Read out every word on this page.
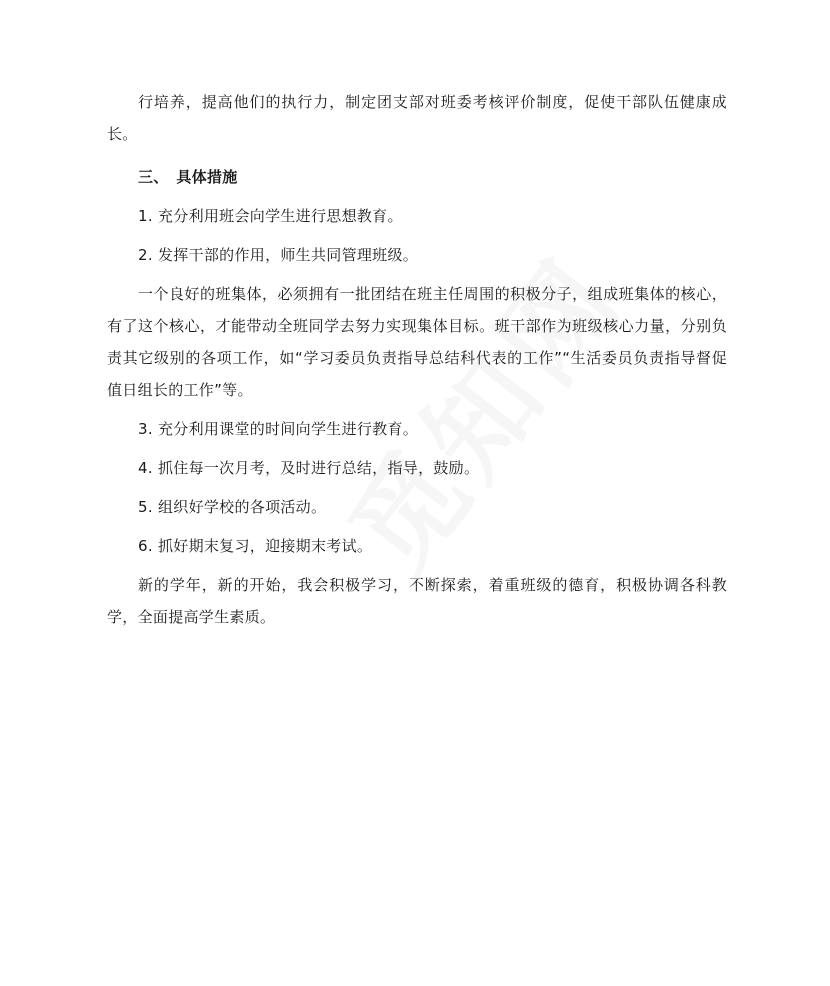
行培养，提高他们的执行力，制定团支部对班委考核评价制度，促使干部队伍健康成长。

三、　具体措施

1. 充分利用班会向学生进行思想教育。

2. 发挥干部的作用，师生共同管理班级。

一个良好的班集体，必须拥有一批团结在班主任周围的积极分子，组成班集体的核心，有了这个核心，才能带动全班同学去努力实现集体目标。班干部作为班级核心力量，分别负责其它级别的各项工作，如“学习委员负责指导总结科代表的工作”“生活委员负责指导督促值日组长的工作”等。

3. 充分利用课堂的时间向学生进行教育。

4. 抓住每一次月考，及时进行总结，指导，鼓励。

5. 组织好学校的各项活动。

6. 抓好期末复习，迎接期末考试。

新的学年，新的开始，我会积极学习，不断探索，着重班级的德育，积极协调各科教学，全面提高学生素质。
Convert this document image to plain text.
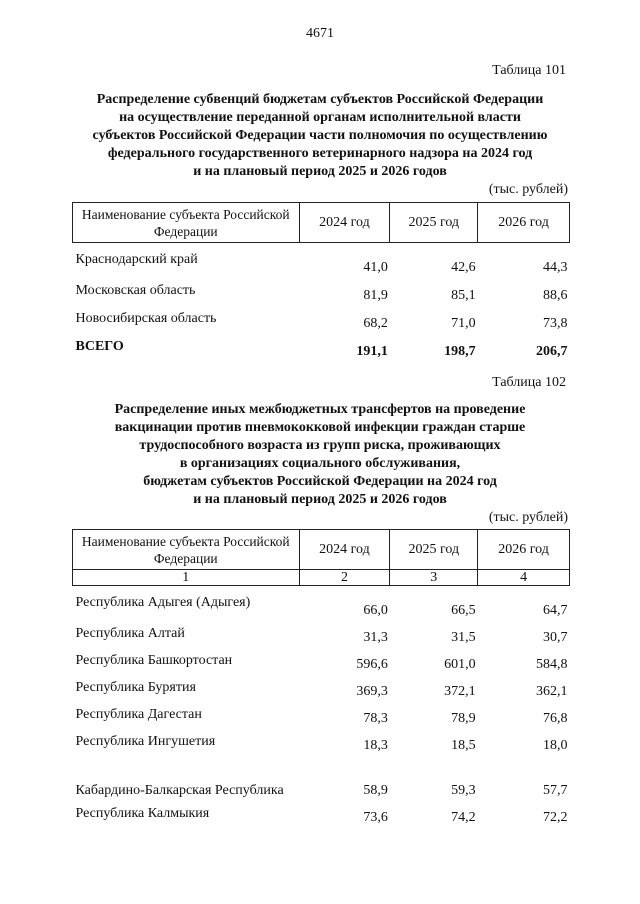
4671
Таблица 101
Распределение субвенций бюджетам субъектов Российской Федерации
на осуществление переданной органам исполнительной власти
субъектов Российской Федерации части полномочия по осуществлению
федерального государственного ветеринарного надзора на 2024 год
и на плановый период 2025 и 2026 годов
(тыс. рублей)
Наименование субъекта Российской Федерации	2024 год	2025 год	2026 год
Краснодарский край	41,0	42,6	44,3
Московская область	81,9	85,1	88,6
Новосибирская область	68,2	71,0	73,8
ВСЕГО	191,1	198,7	206,7
Таблица 102
Распределение иных межбюджетных трансфертов на проведение
вакцинации против пневмококковой инфекции граждан старше
трудоспособного возраста из групп риска, проживающих
в организациях социального обслуживания,
бюджетам субъектов Российской Федерации на 2024 год
и на плановый период 2025 и 2026 годов
(тыс. рублей)
Наименование субъекта Российской Федерации	2024 год	2025 год	2026 год
1	2	3	4
Республика Адыгея (Адыгея)	66,0	66,5	64,7
Республика Алтай	31,3	31,5	30,7
Республика Башкортостан	596,6	601,0	584,8
Республика Бурятия	369,3	372,1	362,1
Республика Дагестан	78,3	78,9	76,8
Республика Ингушетия	18,3	18,5	18,0
Кабардино-Балкарская Республика	58,9	59,3	57,7
Республика Калмыкия	73,6	74,2	72,2
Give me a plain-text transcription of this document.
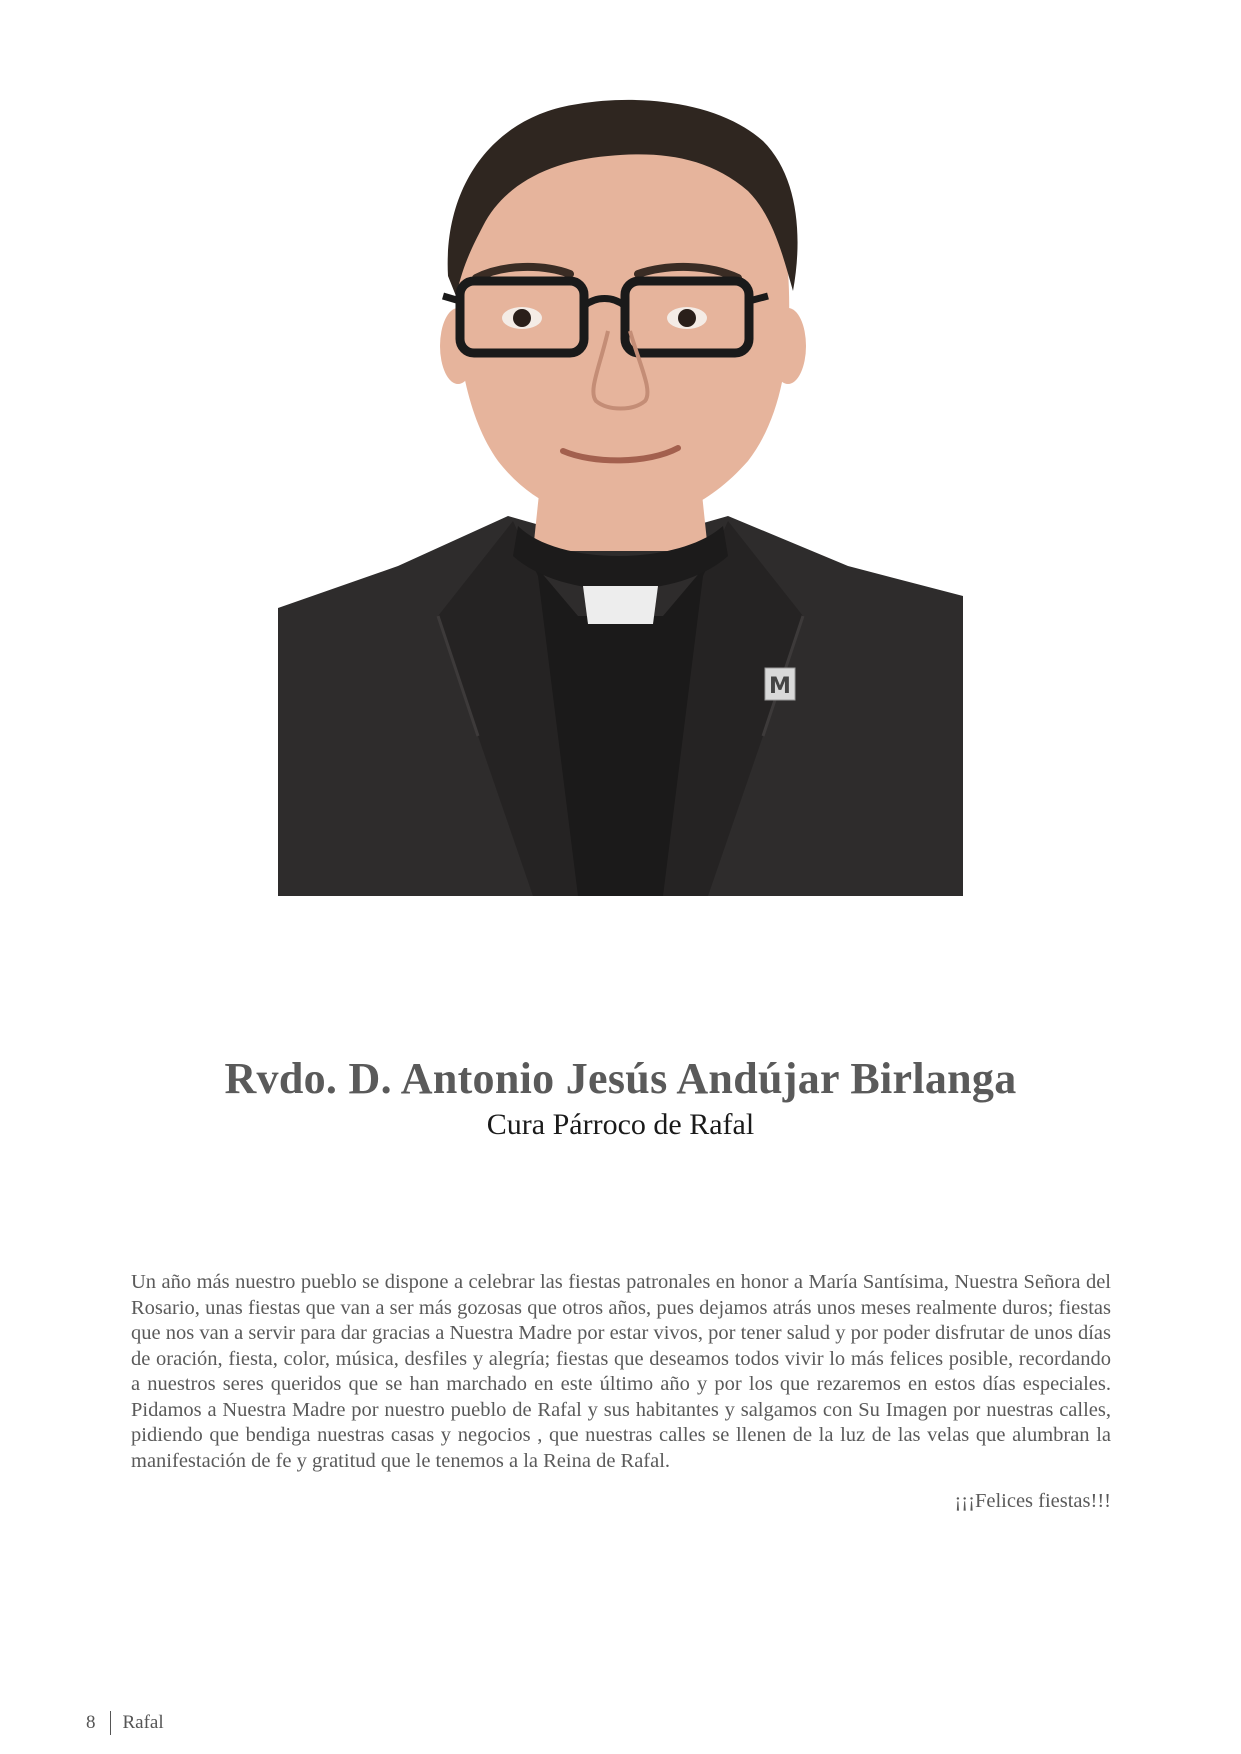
M

Rvdo. D. Antonio Jesús Andújar Birlanga

Cura Párroco de Rafal

Un año más nuestro pueblo se dispone a celebrar las fiestas patronales en honor a María Santísima, Nuestra Señora del Rosario, unas fiestas que van a ser más gozosas que otros años, pues dejamos atrás unos meses realmente duros; fiestas que nos van a servir para dar gracias a Nuestra Madre por estar vivos, por tener salud y por poder disfrutar de unos días de oración, fiesta, color, música, desfiles y alegría; fiestas que deseamos todos vivir lo más felices posible, recordando a nuestros seres queridos que se han marchado en este último año y por los que rezaremos en estos días especiales. Pidamos a Nuestra Madre por nuestro pueblo de Rafal y sus habitantes y salgamos con Su Imagen por nuestras calles, pidiendo que bendiga nuestras casas y negocios , que nuestras calles se llenen de la luz de las velas que alumbran la manifestación de fe y gratitud que le tenemos a la Reina de Rafal.

¡¡¡Felices fiestas!!!

8 Rafal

> [Set task] Take the data above and repeat it exactly, leaving each picture out.

> [Full solution]
Read out every word on this page.
行培养，提高他们的执行力，制定团支部对班委考核评价制度，促使干部队伍健康成长。

三、　具体措施

1. 充分利用班会向学生进行思想教育。

2. 发挥干部的作用，师生共同管理班级。

一个良好的班集体，必须拥有一批团结在班主任周围的积极分子，组成班集体的核心，有了这个核心，才能带动全班同学去努力实现集体目标。班干部作为班级核心力量，分别负责其它级别的各项工作，如“学习委员负责指导总结科代表的工作”“生活委员负责指导督促值日组长的工作”等。

3. 充分利用课堂的时间向学生进行教育。

4. 抓住每一次月考，及时进行总结，指导，鼓励。

5. 组织好学校的各项活动。

6. 抓好期末复习，迎接期末考试。

新的学年，新的开始，我会积极学习，不断探索，着重班级的德育，积极协调各科教学，全面提高学生素质。
Convert this document image to plain text.
4671
Таблица 101
Распределение субвенций бюджетам субъектов Российской Федерации
на осуществление переданной органам исполнительной власти
субъектов Российской Федерации части полномочия по осуществлению
федерального государственного ветеринарного надзора на 2024 год
и на плановый период 2025 и 2026 годов
(тыс. рублей)
Наименование субъекта Российской Федерации	2024 год	2025 год	2026 год
Краснодарский край	41,0	42,6	44,3
Московская область	81,9	85,1	88,6
Новосибирская область	68,2	71,0	73,8
ВСЕГО	191,1	198,7	206,7
Таблица 102
Распределение иных межбюджетных трансфертов на проведение
вакцинации против пневмококковой инфекции граждан старше
трудоспособного возраста из групп риска, проживающих
в организациях социального обслуживания,
бюджетам субъектов Российской Федерации на 2024 год
и на плановый период 2025 и 2026 годов
(тыс. рублей)
Наименование субъекта Российской Федерации	2024 год	2025 год	2026 год
1	2	3	4
Республика Адыгея (Адыгея)	66,0	66,5	64,7
Республика Алтай	31,3	31,5	30,7
Республика Башкортостан	596,6	601,0	584,8
Республика Бурятия	369,3	372,1	362,1
Республика Дагестан	78,3	78,9	76,8
Республика Ингушетия	18,3	18,5	18,0
Кабардино-Балкарская Республика	58,9	59,3	57,7
Республика Калмыкия	73,6	74,2	72,2
Give me a plain-text transcription of this document.
M

Rvdo. D. Antonio Jesús Andújar Birlanga

Cura Párroco de Rafal

Un año más nuestro pueblo se dispone a celebrar las fiestas patronales en honor a María Santísima, Nuestra Señora del Rosario, unas fiestas que van a ser más gozosas que otros años, pues dejamos atrás unos meses realmente duros; fiestas que nos van a servir para dar gracias a Nuestra Madre por estar vivos, por tener salud y por poder disfrutar de unos días de oración, fiesta, color, música, desfiles y alegría; fiestas que deseamos todos vivir lo más felices posible, recordando a nuestros seres queridos que se han marchado en este último año y por los que rezaremos en estos días especiales. Pidamos a Nuestra Madre por nuestro pueblo de Rafal y sus habitantes y salgamos con Su Imagen por nuestras calles, pidiendo que bendiga nuestras casas y negocios , que nuestras calles se llenen de la luz de las velas que alumbran la manifestación de fe y gratitud que le tenemos a la Reina de Rafal.

¡¡¡Felices fiestas!!!

8 Rafal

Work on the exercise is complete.